-- Start of SOURCE MATERIAL --

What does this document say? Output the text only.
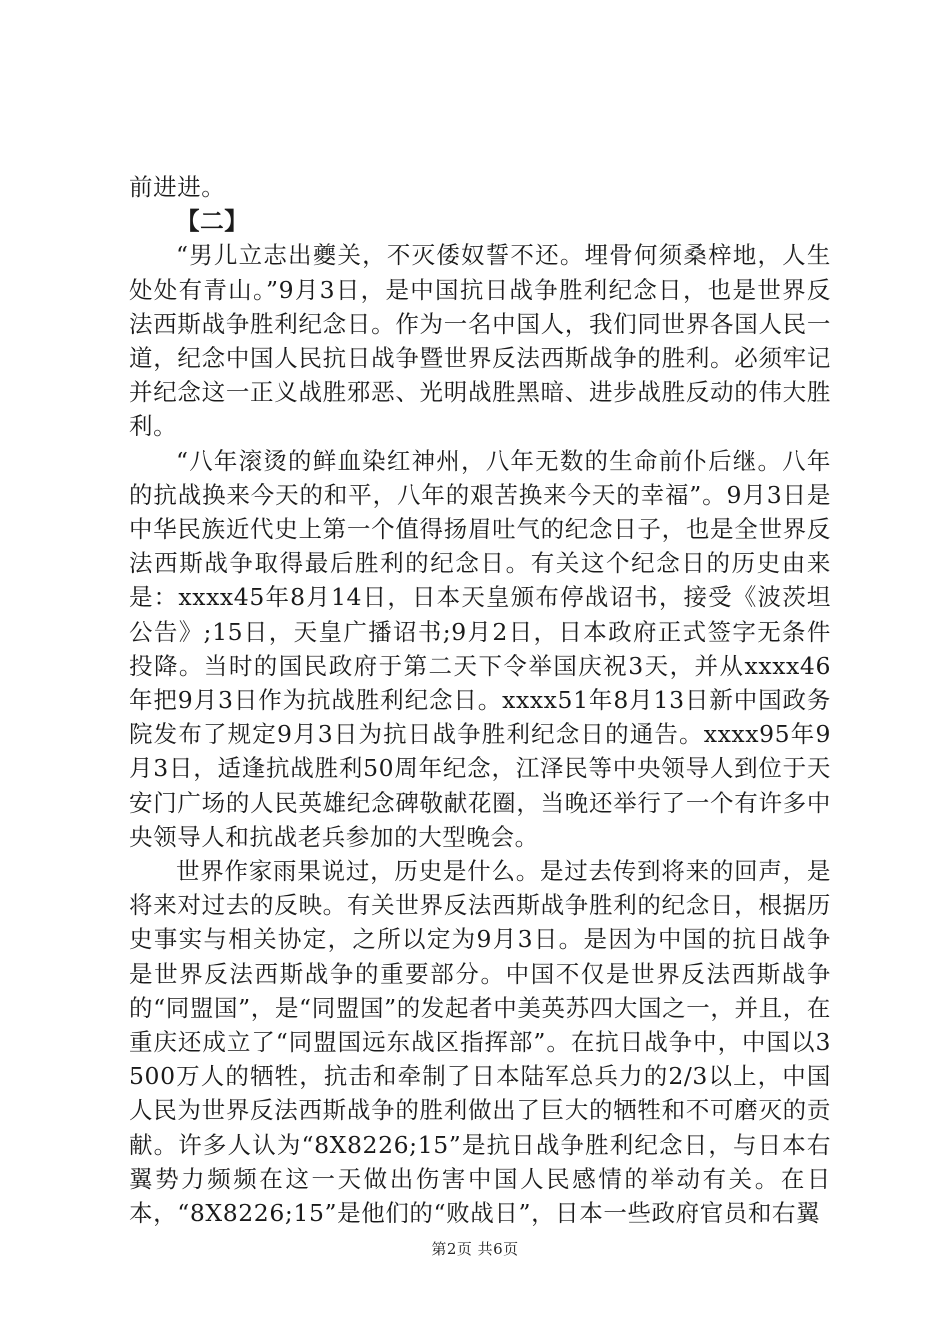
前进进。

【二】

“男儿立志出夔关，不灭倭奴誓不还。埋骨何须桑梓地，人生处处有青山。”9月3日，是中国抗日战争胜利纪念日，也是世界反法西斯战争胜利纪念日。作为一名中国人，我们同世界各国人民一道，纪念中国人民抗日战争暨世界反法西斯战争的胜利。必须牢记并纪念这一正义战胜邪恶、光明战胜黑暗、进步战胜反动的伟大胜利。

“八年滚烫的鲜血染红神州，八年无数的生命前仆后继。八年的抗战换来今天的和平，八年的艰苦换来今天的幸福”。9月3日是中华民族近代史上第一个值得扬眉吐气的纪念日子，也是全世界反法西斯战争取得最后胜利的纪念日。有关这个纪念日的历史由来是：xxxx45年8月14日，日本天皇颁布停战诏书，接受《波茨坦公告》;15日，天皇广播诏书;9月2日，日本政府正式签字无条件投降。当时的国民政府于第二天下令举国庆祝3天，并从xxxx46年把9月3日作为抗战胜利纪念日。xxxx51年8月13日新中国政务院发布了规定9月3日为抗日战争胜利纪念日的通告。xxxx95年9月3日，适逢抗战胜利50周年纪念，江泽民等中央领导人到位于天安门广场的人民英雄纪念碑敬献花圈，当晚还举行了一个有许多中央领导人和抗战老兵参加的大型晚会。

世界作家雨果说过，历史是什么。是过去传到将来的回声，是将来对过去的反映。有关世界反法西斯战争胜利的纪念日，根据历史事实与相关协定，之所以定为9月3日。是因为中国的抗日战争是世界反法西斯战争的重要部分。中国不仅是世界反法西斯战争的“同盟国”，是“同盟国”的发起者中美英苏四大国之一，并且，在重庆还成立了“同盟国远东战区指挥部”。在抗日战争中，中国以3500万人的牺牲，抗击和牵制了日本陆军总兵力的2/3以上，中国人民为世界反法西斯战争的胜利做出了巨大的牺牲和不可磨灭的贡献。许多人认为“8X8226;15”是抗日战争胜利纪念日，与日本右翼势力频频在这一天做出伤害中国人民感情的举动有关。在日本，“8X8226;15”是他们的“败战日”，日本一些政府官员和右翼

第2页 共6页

-- End of SOURCE MATERIAL --

▸ TASK DESCRIPTION
Except for the pictures, give all the material above again verbatim.

▸ COMPLETED TASK
What does this document say? Output the text only.
前进进。

【二】

“男儿立志出夔关，不灭倭奴誓不还。埋骨何须桑梓地，人生处处有青山。”9月3日，是中国抗日战争胜利纪念日，也是世界反法西斯战争胜利纪念日。作为一名中国人，我们同世界各国人民一道，纪念中国人民抗日战争暨世界反法西斯战争的胜利。必须牢记并纪念这一正义战胜邪恶、光明战胜黑暗、进步战胜反动的伟大胜利。

“八年滚烫的鲜血染红神州，八年无数的生命前仆后继。八年的抗战换来今天的和平，八年的艰苦换来今天的幸福”。9月3日是中华民族近代史上第一个值得扬眉吐气的纪念日子，也是全世界反法西斯战争取得最后胜利的纪念日。有关这个纪念日的历史由来是：xxxx45年8月14日，日本天皇颁布停战诏书，接受《波茨坦公告》;15日，天皇广播诏书;9月2日，日本政府正式签字无条件投降。当时的国民政府于第二天下令举国庆祝3天，并从xxxx46年把9月3日作为抗战胜利纪念日。xxxx51年8月13日新中国政务院发布了规定9月3日为抗日战争胜利纪念日的通告。xxxx95年9月3日，适逢抗战胜利50周年纪念，江泽民等中央领导人到位于天安门广场的人民英雄纪念碑敬献花圈，当晚还举行了一个有许多中央领导人和抗战老兵参加的大型晚会。

世界作家雨果说过，历史是什么。是过去传到将来的回声，是将来对过去的反映。有关世界反法西斯战争胜利的纪念日，根据历史事实与相关协定，之所以定为9月3日。是因为中国的抗日战争是世界反法西斯战争的重要部分。中国不仅是世界反法西斯战争的“同盟国”，是“同盟国”的发起者中美英苏四大国之一，并且，在重庆还成立了“同盟国远东战区指挥部”。在抗日战争中，中国以3500万人的牺牲，抗击和牵制了日本陆军总兵力的2/3以上，中国人民为世界反法西斯战争的胜利做出了巨大的牺牲和不可磨灭的贡献。许多人认为“8X8226;15”是抗日战争胜利纪念日，与日本右翼势力频频在这一天做出伤害中国人民感情的举动有关。在日本，“8X8226;15”是他们的“败战日”，日本一些政府官员和右翼

第2页 共6页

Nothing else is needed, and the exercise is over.